**Exercise instructions**:
Reproduce every line of the data items below word for word, omitting the pictures.

Data items

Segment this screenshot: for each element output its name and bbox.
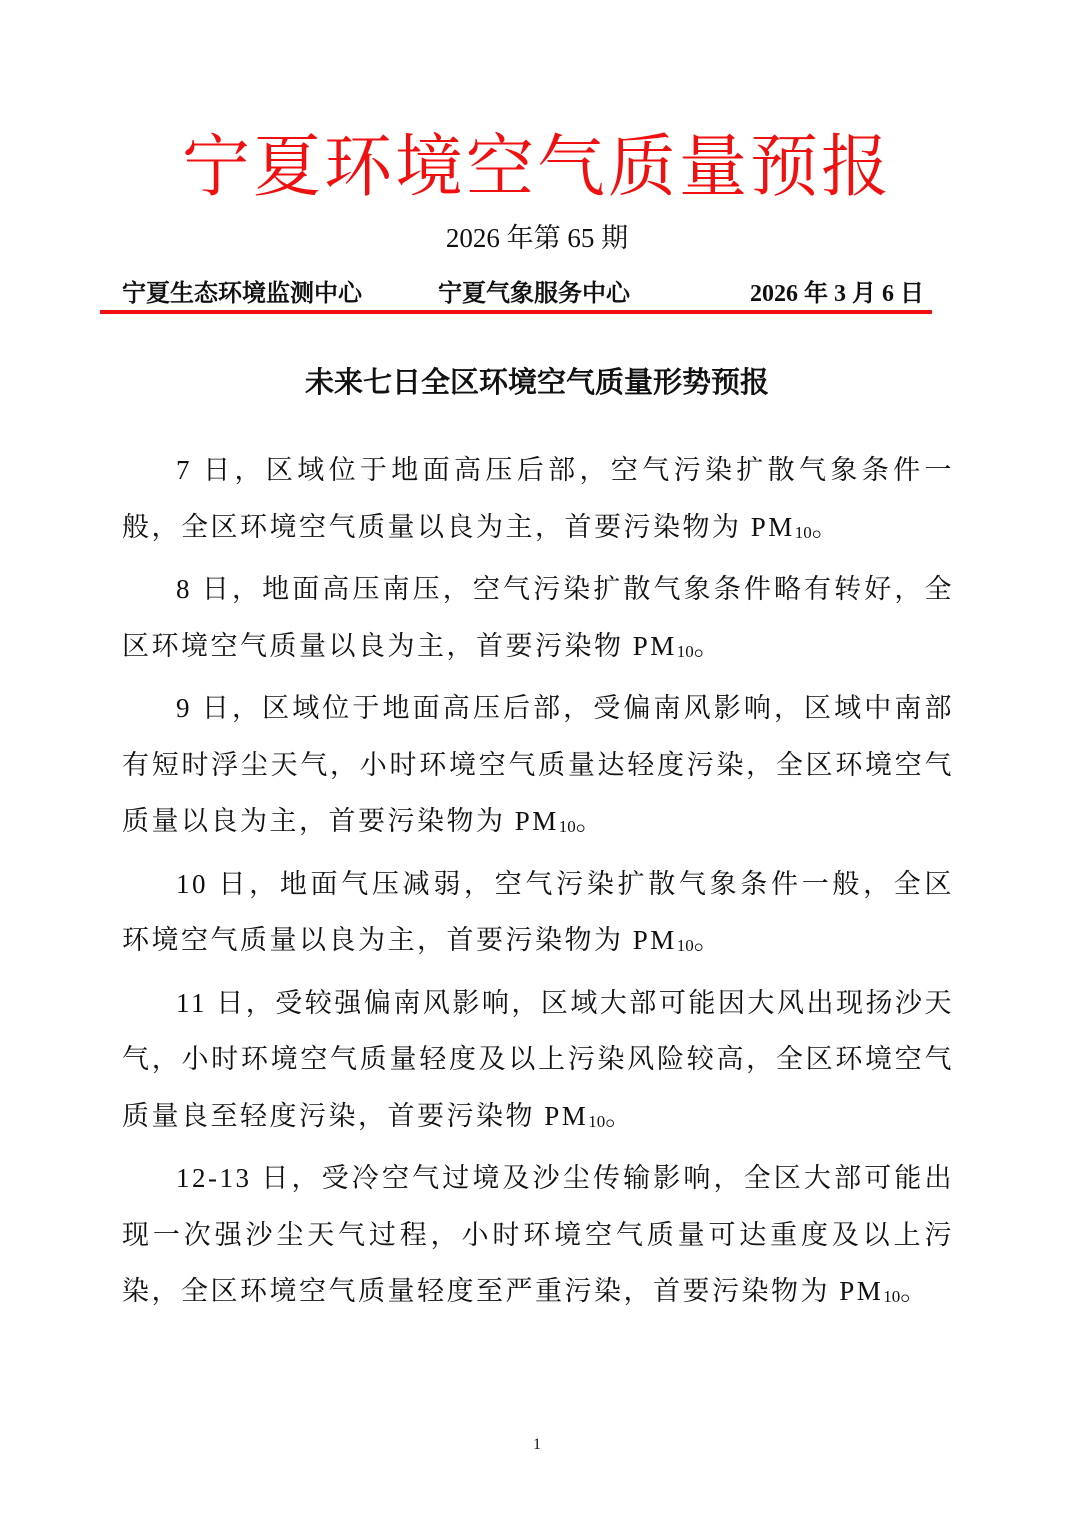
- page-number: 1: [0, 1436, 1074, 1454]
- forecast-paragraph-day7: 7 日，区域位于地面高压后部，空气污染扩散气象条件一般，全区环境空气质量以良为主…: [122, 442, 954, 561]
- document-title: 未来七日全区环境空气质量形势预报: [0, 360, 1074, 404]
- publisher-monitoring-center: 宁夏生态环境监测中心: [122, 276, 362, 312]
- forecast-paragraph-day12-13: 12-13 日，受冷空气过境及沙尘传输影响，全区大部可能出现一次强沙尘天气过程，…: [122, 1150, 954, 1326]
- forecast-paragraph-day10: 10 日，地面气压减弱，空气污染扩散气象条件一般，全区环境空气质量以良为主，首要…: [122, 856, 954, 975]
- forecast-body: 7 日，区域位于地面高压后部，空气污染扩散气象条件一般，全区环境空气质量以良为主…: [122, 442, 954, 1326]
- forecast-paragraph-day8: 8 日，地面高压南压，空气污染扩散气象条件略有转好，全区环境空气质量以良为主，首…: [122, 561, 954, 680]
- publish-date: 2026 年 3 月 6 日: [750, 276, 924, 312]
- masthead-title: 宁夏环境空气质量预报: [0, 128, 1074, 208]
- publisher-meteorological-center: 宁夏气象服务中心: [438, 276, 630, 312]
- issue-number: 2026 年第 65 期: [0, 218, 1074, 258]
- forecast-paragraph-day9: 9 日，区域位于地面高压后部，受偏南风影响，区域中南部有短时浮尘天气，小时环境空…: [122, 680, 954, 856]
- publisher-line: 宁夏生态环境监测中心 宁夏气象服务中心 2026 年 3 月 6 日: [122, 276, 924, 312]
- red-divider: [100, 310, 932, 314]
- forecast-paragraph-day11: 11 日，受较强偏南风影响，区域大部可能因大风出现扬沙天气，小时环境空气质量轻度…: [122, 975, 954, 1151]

**Expected answer**:
Segment this screenshot: for each element output its name and bbox.
- page-number: 1: [0, 1436, 1074, 1454]
- forecast-paragraph-day7: 7 日，区域位于地面高压后部，空气污染扩散气象条件一般，全区环境空气质量以良为主…: [122, 442, 954, 561]
- document-title: 未来七日全区环境空气质量形势预报: [0, 360, 1074, 404]
- publisher-monitoring-center: 宁夏生态环境监测中心: [122, 276, 362, 312]
- forecast-paragraph-day12-13: 12-13 日，受冷空气过境及沙尘传输影响，全区大部可能出现一次强沙尘天气过程，…: [122, 1150, 954, 1326]
- forecast-paragraph-day10: 10 日，地面气压减弱，空气污染扩散气象条件一般，全区环境空气质量以良为主，首要…: [122, 856, 954, 975]
- forecast-body: 7 日，区域位于地面高压后部，空气污染扩散气象条件一般，全区环境空气质量以良为主…: [122, 442, 954, 1326]
- forecast-paragraph-day8: 8 日，地面高压南压，空气污染扩散气象条件略有转好，全区环境空气质量以良为主，首…: [122, 561, 954, 680]
- publish-date: 2026 年 3 月 6 日: [750, 276, 924, 312]
- masthead-title: 宁夏环境空气质量预报: [0, 128, 1074, 208]
- publisher-meteorological-center: 宁夏气象服务中心: [438, 276, 630, 312]
- issue-number: 2026 年第 65 期: [0, 218, 1074, 258]
- forecast-paragraph-day9: 9 日，区域位于地面高压后部，受偏南风影响，区域中南部有短时浮尘天气，小时环境空…: [122, 680, 954, 856]
- publisher-line: 宁夏生态环境监测中心 宁夏气象服务中心 2026 年 3 月 6 日: [122, 276, 924, 312]
- red-divider: [100, 310, 932, 314]
- forecast-paragraph-day11: 11 日，受较强偏南风影响，区域大部可能因大风出现扬沙天气，小时环境空气质量轻度…: [122, 975, 954, 1151]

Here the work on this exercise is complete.